— Stated exercise —
Each line of the listing that contains the word "Temperature" is to be copied.

───── Material supplied ─────

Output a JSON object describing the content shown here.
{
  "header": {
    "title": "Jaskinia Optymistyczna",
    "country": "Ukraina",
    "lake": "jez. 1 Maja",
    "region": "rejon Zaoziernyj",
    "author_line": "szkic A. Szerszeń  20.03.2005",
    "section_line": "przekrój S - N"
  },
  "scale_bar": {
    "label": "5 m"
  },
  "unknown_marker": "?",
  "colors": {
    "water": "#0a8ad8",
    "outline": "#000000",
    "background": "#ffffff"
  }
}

─────
───── Material supplied ─────

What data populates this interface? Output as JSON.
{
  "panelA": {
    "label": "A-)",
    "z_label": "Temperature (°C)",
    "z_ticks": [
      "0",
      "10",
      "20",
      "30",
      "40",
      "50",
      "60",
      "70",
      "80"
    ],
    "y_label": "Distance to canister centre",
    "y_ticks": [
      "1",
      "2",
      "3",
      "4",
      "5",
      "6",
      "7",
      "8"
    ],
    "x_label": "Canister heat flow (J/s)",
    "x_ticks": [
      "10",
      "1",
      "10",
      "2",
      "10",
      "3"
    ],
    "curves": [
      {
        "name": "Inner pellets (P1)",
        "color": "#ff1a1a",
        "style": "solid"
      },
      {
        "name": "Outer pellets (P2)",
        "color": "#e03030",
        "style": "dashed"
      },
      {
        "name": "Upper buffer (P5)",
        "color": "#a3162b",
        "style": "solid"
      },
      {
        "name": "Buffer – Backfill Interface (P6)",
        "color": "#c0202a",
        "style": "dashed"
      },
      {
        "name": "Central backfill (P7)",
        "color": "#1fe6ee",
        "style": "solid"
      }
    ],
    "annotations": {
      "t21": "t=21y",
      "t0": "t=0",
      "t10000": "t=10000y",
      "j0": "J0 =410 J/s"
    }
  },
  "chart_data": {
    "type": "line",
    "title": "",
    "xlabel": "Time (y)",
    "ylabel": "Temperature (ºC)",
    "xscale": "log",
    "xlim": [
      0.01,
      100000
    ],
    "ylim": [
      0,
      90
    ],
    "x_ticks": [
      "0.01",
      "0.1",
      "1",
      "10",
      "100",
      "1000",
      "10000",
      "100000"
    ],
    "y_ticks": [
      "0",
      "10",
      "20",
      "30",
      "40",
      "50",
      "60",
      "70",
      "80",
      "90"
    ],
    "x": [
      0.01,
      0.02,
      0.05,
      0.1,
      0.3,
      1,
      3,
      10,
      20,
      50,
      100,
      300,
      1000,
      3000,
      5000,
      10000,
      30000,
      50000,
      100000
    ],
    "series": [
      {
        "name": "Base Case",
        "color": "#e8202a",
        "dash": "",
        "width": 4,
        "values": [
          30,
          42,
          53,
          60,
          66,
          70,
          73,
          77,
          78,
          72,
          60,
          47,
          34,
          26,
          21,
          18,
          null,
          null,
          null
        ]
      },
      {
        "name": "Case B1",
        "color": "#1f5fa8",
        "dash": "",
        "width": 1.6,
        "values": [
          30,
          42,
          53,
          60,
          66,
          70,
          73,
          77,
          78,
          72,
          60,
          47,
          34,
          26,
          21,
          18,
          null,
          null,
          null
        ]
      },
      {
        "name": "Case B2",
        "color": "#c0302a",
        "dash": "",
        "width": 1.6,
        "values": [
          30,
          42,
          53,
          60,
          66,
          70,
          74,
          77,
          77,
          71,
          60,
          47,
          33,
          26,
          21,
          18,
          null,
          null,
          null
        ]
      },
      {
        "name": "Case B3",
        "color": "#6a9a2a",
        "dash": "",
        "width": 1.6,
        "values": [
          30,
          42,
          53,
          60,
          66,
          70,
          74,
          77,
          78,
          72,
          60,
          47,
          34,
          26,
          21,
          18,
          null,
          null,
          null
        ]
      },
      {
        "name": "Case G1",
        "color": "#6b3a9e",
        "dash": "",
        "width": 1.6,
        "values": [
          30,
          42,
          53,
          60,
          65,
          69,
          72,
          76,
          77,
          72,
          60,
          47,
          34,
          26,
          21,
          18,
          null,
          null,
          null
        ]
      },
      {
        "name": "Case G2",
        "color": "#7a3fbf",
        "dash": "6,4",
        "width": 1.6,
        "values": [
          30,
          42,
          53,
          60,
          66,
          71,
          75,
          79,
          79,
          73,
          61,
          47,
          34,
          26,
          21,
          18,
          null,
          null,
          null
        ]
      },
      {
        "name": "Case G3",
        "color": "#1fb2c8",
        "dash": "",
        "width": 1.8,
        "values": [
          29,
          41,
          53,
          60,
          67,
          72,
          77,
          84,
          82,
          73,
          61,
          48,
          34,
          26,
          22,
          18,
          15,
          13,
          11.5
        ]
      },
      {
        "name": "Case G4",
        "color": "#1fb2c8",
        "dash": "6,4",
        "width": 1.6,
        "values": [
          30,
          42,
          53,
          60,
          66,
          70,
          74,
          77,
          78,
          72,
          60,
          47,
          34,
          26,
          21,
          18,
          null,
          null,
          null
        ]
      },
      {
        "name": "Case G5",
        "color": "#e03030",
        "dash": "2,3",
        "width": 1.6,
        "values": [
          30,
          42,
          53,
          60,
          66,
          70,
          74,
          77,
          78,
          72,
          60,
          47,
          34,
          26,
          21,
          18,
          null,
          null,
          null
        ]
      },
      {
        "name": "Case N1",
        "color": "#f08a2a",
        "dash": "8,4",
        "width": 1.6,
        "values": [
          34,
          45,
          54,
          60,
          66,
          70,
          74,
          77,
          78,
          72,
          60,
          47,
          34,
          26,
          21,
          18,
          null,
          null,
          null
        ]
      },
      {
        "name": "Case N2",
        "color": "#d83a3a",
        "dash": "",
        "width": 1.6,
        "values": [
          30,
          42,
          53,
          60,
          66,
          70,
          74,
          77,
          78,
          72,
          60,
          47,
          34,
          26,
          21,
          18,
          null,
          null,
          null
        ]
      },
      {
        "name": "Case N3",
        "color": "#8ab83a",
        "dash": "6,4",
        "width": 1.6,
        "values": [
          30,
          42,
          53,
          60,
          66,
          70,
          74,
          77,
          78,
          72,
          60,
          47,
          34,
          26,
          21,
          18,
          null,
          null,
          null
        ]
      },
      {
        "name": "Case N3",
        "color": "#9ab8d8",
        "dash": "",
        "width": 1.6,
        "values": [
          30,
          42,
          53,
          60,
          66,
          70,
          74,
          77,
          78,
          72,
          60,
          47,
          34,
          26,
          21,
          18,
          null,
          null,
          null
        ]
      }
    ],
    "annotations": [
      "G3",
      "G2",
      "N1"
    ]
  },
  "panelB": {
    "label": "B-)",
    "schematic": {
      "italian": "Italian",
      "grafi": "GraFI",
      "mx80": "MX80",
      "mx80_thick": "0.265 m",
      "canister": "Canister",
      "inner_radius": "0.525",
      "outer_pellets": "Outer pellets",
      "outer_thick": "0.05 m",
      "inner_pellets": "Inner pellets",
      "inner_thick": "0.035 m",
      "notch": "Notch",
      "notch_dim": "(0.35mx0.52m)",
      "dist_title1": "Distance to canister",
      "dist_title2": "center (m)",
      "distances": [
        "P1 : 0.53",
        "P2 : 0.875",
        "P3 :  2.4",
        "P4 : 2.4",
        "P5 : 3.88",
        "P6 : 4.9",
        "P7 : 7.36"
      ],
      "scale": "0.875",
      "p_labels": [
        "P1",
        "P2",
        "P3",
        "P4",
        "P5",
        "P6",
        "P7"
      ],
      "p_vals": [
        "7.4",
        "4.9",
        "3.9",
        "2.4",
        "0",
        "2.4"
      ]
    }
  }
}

─────

— Solved problem —
    "z_label": "Temperature (°C)",
    "ylabel": "Temperature (ºC)",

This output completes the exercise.